-------- EXCERPTED PASSAGE

It would have been obvious to one of ordinary skill before the effective filing date of the claimed invention to modify reference claim 12 to further include wherein identifying, with a controller, a state of charge for each of the at least one installed battery pack installed on the aircraft; and using the energy storage prerequisite and the state of charge for each of the at least one installed battery pack for the purpose of replacing depleted batteries of aircraft without them having to return to a base, as taught by High (par. 26).
Regarding instant claim 13, reference claim 12 recites all of instant claim 13 except for identifying a lowest state of charge installed battery pack of the at least one installed battery pack.
However, High as applied in claim 12 discloses identifying a lowest state of charge installed battery pack of the at least one installed battery pack [pars. 27, 34, 47-48 & 75-77; the states of charge of the UAV battery packs are identified and communicated and the UAV has a single battery pack, thus the lowest state of charge is identified].
Regarding instant claim 14, reference claim 13 recites all of instant claim 13 except for wherein the first battery pack is the lowest state of charge installed battery pack.
However, High as applied in claim 1 discloses wherein the first battery pack is the lowest state of charge installed battery pack [pars. 27, 34, 47-48, 54, 75-77 & 84; figs. 14A-14B; conveyer belt extracts fresh battery from chamber for UAV (figs. 13a-13b, also retrieves depleted batteries), thus the pack removed (first battery) is the lowest SOC pack].
Claims 15-17 are anticipated by the reference claims indicated in the table.
Regarding instant claim 18, reference claim 17 recites all of instant claim 18 except for the aircraft having at least one installed battery pack, identify a state of charge for each of the at least one installed battery pack installed on the aircraft and identifying a battery pack loadout plan using the identified state of charge for each of the at least one installed battery pack.
However, High discloses the aircraft having at least one installed battery pack [fig. 5D-5E & 11; the battery of the aircraft is swapped for another battery, thus the aircraft has an installed battery], identifying, with a controller, a state of charge for each of the at least one installed battery pack installed on the aircraft [par. 34]; and using the energy storage prerequisite and the state of charge for each of the at least one installed battery pack [pars. 27, 34, 47-48 & 75-77; based on the battery bots charge levels and charge level of a UAV, a plan for a swap is developed, either by control circuit 106 or via central host (in which case the plan is identified when received, and the plan “uses” the energy storage prerequisite and SOC of stored battery packs)].
It would have been obvious to one of ordinary skill before the effective filing date of the claimed invention to modify reference claim 17 to further include wherein the aircraft having at least one installed battery pack, identify a state of charge for each of the at least one installed battery pack installed on the aircraft and identifying a battery pack loadout plan using the identified state of charge for each of the plurality of stored battery packs for the purpose of replacing depleted batteries of aircraft without them having to return to a base, as taught by High (par. 26).
Claim 19 is anticipated by the reference claim indicated in the table.

----------------

_DIRECTION A_:
In the rows, take the part that opens with the line containing "icon: segmentation pie xyxy=(194,542,262,604)" and closes with the last row, and replace "panel" with "section". Return only those lines with nothing else changed.
The rows that come next are unrelated to the patent examination excerpt.

-------- PROVIDED RECORDS

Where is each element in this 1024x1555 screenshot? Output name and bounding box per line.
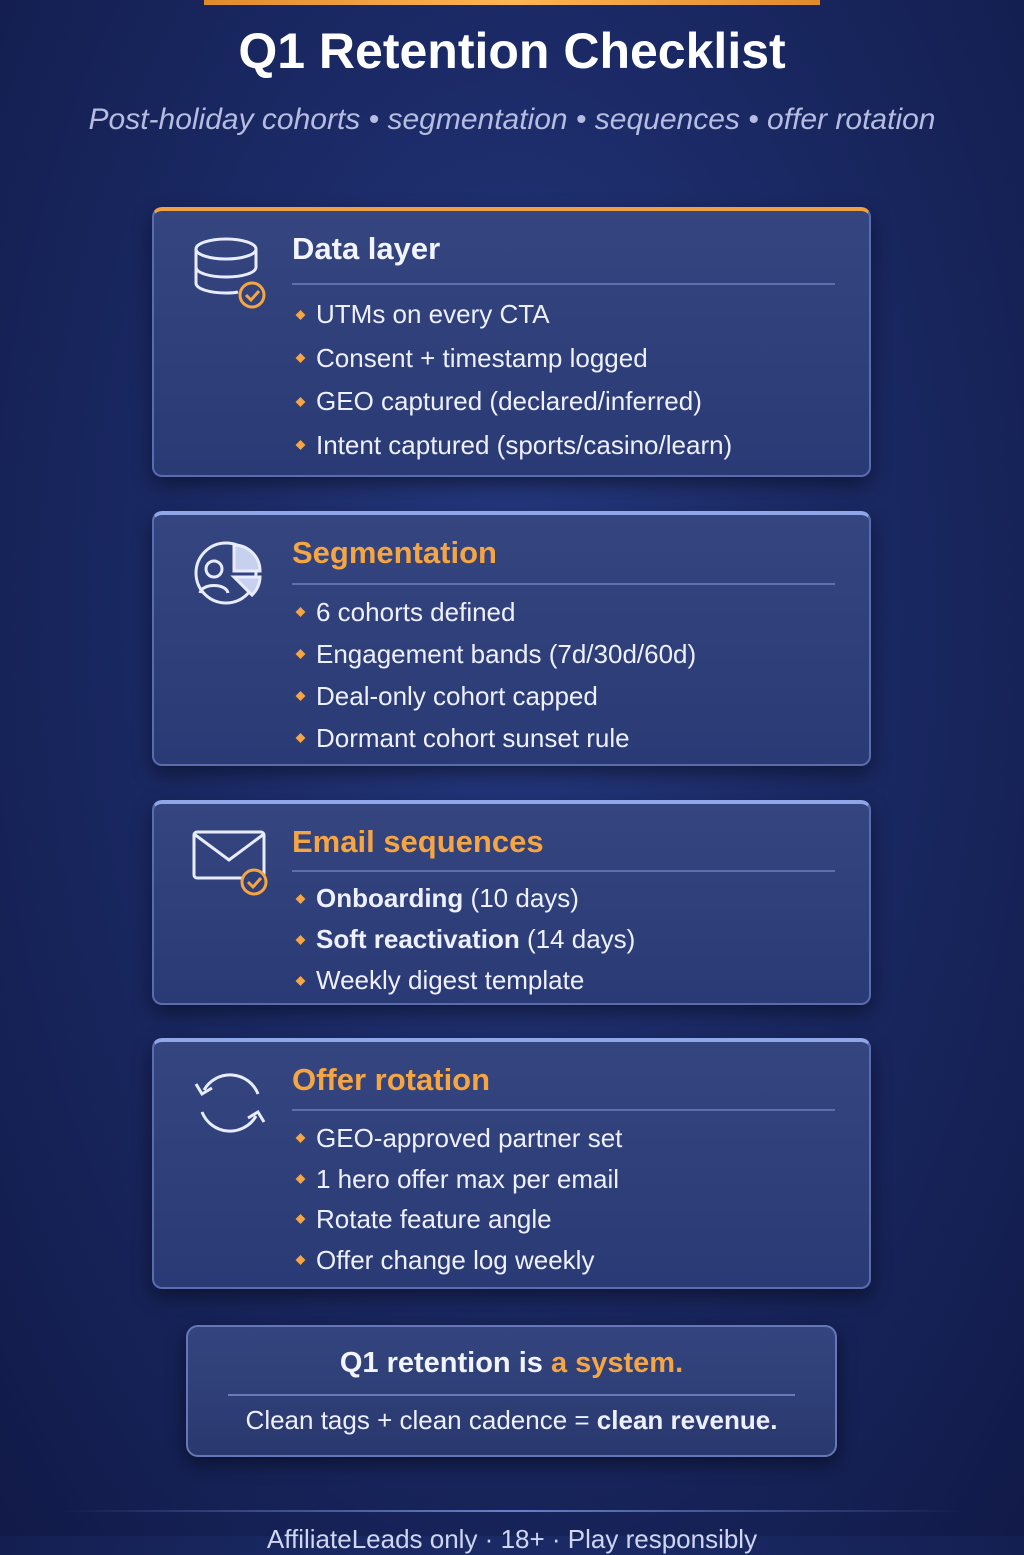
icon: segmentation pie xyxy=(194,542,262,604)
bullets xyxy=(296,1123,622,1274)
icon: rotation arrows xyxy=(194,1073,266,1133)
panel: data layer xyxy=(152,207,871,477)
panel: email sequences xyxy=(152,800,871,1005)
bullets xyxy=(296,597,696,753)
bullets: Dormant cohort sunset rule xyxy=(316,723,630,753)
heading: Email sequences xyxy=(292,824,544,859)
bullets: Consent + timestamp logged xyxy=(316,342,648,372)
bullets: GEO captured (declared/inferred) xyxy=(316,386,702,416)
icon: envelope xyxy=(192,830,268,896)
panel: segmentation xyxy=(152,511,871,766)
bullets: Offer change log weekly xyxy=(316,1244,594,1274)
icon: database xyxy=(194,238,266,308)
bullets: GEO-approved partner set xyxy=(316,1123,622,1153)
bullets: Engagement bands (7d/30d/60d) xyxy=(316,639,696,669)
title: Q1 Retention Checklist xyxy=(238,23,786,79)
bullets: UTMs on every CTA xyxy=(316,299,550,329)
bullets xyxy=(296,883,635,995)
heading: Offer rotation xyxy=(292,1062,490,1097)
heading: Segmentation xyxy=(292,535,497,570)
bullets: Intent captured (sports/casino/learn) xyxy=(316,430,732,460)
bullets: 1 hero offer max per email xyxy=(316,1164,619,1194)
bullets: 6 cohorts defined xyxy=(316,597,515,627)
callout: summary xyxy=(186,1325,837,1457)
subtitle: Post-holiday cohorts • segmentation • sequences • offer rotation xyxy=(88,103,935,136)
callout: summary: Q1 retention is a system. xyxy=(340,1347,683,1379)
panel: offer rotation xyxy=(152,1038,871,1289)
bullets: Onboarding (10 days) xyxy=(316,883,579,913)
bullets: Deal-only cohort capped xyxy=(316,681,598,711)
footer: AffiliateLeads only · 18+ · Play responsibly xyxy=(267,1524,757,1554)
bullets: Weekly digest template xyxy=(316,965,584,995)
bullets: Rotate feature angle xyxy=(316,1204,552,1234)
bullets xyxy=(296,299,732,460)
bullets: Soft reactivation (14 days) xyxy=(316,924,635,954)
callout: summary: Clean tags + clean cadence = clean revenue. xyxy=(246,1405,777,1435)
heading: Data layer xyxy=(292,231,440,266)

----------------

_DIRECTION B_:
Answer these questions from the patent examination excerpt:
(i) Which claims are stated to be anticipated by the reference claims indicated in the table?
(ii) Which paragraph of High is cited as teaching the purpose of replacing depleted batteries without the aircraft returning to a base?
(iii) According to the bracketed note on identifying the lowest state of charge pack, how many battery packs does the UAV have?

_EXERCISE SOLUTION A_:
icon: segmentation pie xyxy=(194,542,262,604)
bullets xyxy=(296,1123,622,1274)
icon: rotation arrows xyxy=(194,1073,266,1133)
section: data layer xyxy=(152,207,871,477)
section: email sequences xyxy=(152,800,871,1005)
bullets xyxy=(296,597,696,753)
bullets: Dormant cohort sunset rule xyxy=(316,723,630,753)
heading: Email sequences xyxy=(292,824,544,859)
bullets: Consent + timestamp logged xyxy=(316,342,648,372)
bullets: GEO captured (declared/inferred) xyxy=(316,386,702,416)
icon: envelope xyxy=(192,830,268,896)
section: segmentation xyxy=(152,511,871,766)
bullets: Offer change log weekly xyxy=(316,1244,594,1274)
icon: database xyxy=(194,238,266,308)
bullets: GEO-approved partner set xyxy=(316,1123,622,1153)
bullets: Engagement bands (7d/30d/60d) xyxy=(316,639,696,669)
title: Q1 Retention Checklist xyxy=(238,23,786,79)
bullets: UTMs on every CTA xyxy=(316,299,550,329)
bullets xyxy=(296,883,635,995)
heading: Offer rotation xyxy=(292,1062,490,1097)
heading: Segmentation xyxy=(292,535,497,570)
bullets: Intent captured (sports/casino/learn) xyxy=(316,430,732,460)
bullets: 1 hero offer max per email xyxy=(316,1164,619,1194)
bullets: 6 cohorts defined xyxy=(316,597,515,627)
callout: summary xyxy=(186,1325,837,1457)
subtitle: Post-holiday cohorts • segmentation • sequences • offer rotation xyxy=(88,103,935,136)
callout: summary: Q1 retention is a system. xyxy=(340,1347,683,1379)
section: offer rotation xyxy=(152,1038,871,1289)
bullets: Onboarding (10 days) xyxy=(316,883,579,913)
bullets: Deal-only cohort capped xyxy=(316,681,598,711)
footer: AffiliateLeads only · 18+ · Play responsibly xyxy=(267,1524,757,1554)
bullets: Weekly digest template xyxy=(316,965,584,995)
bullets: Rotate feature angle xyxy=(316,1204,552,1234)
bullets xyxy=(296,299,732,460)
bullets: Soft reactivation (14 days) xyxy=(316,924,635,954)
callout: summary: Clean tags + clean cadence = clean revenue. xyxy=(246,1405,777,1435)
heading: Data layer xyxy=(292,231,440,266)

_EXERCISE SOLUTION B_:
(i) Claims 15-17
(ii) Paragraph 26
(iii) A single battery pack